With the images removed, repeat the data below exactly.

[start of Provided data]

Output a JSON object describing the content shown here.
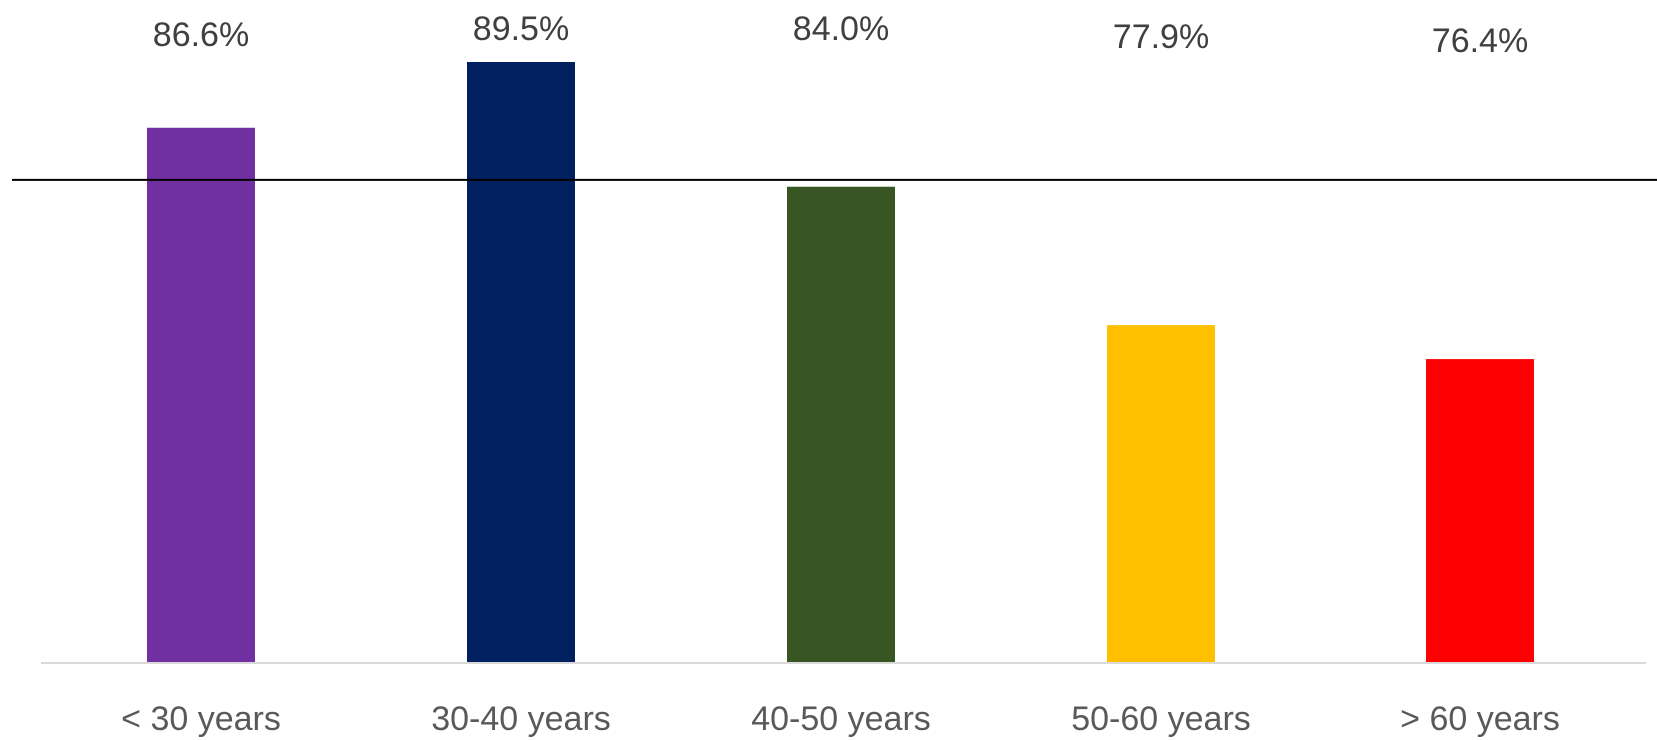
{
  "chart_data": {
    "type": "bar",
    "categories": [
      "< 30 years",
      "30-40 years",
      "40-50 years",
      "50-60 years",
      "> 60 years"
    ],
    "values": [
      86.6,
      89.5,
      84.0,
      77.9,
      76.4
    ],
    "data_labels": [
      "86.6%",
      "89.5%",
      "84.0%",
      "77.9%",
      "76.4%"
    ],
    "colors": [
      "#7030A0",
      "#002060",
      "#375623",
      "#FFC000",
      "#FF0000"
    ],
    "reference_line": 84.3,
    "ylim": [
      63.0,
      89.5
    ],
    "title": "",
    "xlabel": "",
    "ylabel": "",
    "grid": false,
    "legend": "none"
  }
}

[end of Provided data]

— Output of the exercise —
Output a JSON object describing the content shown here.
{
  "chart_data": {
    "type": "bar",
    "categories": [
      "< 30 years",
      "30-40 years",
      "40-50 years",
      "50-60 years",
      "> 60 years"
    ],
    "values": [
      86.6,
      89.5,
      84.0,
      77.9,
      76.4
    ],
    "data_labels": [
      "86.6%",
      "89.5%",
      "84.0%",
      "77.9%",
      "76.4%"
    ],
    "colors": [
      "#7030A0",
      "#002060",
      "#375623",
      "#FFC000",
      "#FF0000"
    ],
    "reference_line": 84.3,
    "ylim": [
      63.0,
      89.5
    ],
    "title": "",
    "xlabel": "",
    "ylabel": "",
    "grid": false,
    "legend": "none"
  }
}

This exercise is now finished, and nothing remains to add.